Exercise requirements – Please substitute "bar-body" for "bar-fill" in the listing from its first line up to and including the line with "value-label: 33% <box>606 345 640 364</box>", changing nothing else. Give back only those lines.

[Saved entries]
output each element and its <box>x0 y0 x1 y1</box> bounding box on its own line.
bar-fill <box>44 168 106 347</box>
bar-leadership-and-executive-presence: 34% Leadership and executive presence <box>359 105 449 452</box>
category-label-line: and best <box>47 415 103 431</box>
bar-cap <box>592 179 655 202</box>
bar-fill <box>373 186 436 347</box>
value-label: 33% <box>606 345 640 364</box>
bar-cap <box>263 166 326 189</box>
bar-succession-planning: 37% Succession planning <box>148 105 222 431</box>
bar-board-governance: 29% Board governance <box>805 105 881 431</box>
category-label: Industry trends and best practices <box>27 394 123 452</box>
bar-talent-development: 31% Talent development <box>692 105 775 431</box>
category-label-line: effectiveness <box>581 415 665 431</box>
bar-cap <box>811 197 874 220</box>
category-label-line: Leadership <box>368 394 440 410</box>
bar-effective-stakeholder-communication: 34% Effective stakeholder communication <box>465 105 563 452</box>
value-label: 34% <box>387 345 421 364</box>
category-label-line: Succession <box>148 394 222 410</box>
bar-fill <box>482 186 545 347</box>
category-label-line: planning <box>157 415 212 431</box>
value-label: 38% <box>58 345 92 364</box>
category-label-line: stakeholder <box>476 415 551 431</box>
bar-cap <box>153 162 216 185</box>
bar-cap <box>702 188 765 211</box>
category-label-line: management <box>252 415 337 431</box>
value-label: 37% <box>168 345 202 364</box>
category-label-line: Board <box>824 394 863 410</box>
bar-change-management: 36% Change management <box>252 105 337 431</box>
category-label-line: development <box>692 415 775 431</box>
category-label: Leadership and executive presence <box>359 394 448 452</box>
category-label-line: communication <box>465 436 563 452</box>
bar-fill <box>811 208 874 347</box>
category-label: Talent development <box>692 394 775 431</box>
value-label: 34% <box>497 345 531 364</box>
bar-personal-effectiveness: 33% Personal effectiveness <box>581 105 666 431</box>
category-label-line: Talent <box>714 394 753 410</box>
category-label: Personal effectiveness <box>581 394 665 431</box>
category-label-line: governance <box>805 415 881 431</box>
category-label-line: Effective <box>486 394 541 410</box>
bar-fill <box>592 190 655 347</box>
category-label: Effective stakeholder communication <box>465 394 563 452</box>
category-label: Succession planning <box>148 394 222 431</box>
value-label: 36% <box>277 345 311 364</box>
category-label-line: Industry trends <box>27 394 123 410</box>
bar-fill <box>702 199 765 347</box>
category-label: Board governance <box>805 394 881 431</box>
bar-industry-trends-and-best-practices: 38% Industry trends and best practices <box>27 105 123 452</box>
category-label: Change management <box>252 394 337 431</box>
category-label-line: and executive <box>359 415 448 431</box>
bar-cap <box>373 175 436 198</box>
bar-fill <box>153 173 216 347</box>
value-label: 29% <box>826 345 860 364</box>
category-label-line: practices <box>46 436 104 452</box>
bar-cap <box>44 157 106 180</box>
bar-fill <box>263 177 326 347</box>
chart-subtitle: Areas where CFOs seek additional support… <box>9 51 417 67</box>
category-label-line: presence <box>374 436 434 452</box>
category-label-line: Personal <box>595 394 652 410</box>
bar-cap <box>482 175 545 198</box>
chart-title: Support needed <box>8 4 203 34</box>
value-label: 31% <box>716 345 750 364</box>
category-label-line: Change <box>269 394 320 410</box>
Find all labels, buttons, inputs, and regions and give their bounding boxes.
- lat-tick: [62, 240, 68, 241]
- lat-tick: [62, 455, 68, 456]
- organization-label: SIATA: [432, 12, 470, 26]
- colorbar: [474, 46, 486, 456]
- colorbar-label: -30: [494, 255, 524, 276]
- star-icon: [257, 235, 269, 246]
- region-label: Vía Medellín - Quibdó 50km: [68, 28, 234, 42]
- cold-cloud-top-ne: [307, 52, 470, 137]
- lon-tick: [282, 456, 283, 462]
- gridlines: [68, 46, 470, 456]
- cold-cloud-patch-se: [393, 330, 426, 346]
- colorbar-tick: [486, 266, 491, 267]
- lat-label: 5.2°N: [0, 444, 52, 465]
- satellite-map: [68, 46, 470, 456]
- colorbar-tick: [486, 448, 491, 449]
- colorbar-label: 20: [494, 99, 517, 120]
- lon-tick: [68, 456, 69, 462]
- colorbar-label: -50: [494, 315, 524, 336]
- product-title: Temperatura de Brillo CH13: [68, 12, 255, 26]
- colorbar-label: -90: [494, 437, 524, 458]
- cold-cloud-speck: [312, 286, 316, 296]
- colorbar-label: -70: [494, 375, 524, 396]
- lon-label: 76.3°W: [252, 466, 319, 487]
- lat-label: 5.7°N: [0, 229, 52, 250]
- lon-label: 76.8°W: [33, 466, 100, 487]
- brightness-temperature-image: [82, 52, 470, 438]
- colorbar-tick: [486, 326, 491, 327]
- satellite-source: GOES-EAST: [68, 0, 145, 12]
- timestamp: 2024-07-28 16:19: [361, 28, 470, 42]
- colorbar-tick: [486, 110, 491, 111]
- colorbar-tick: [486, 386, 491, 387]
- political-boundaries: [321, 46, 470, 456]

Written response –
output each element and its <box>x0 y0 x1 y1</box> bounding box on its own line.
bar-body <box>44 168 106 347</box>
bar-leadership-and-executive-presence: 34% Leadership and executive presence <box>359 105 449 452</box>
category-label-line: and best <box>47 415 103 431</box>
bar-cap <box>592 179 655 202</box>
bar-body <box>373 186 436 347</box>
value-label: 33% <box>606 345 640 364</box>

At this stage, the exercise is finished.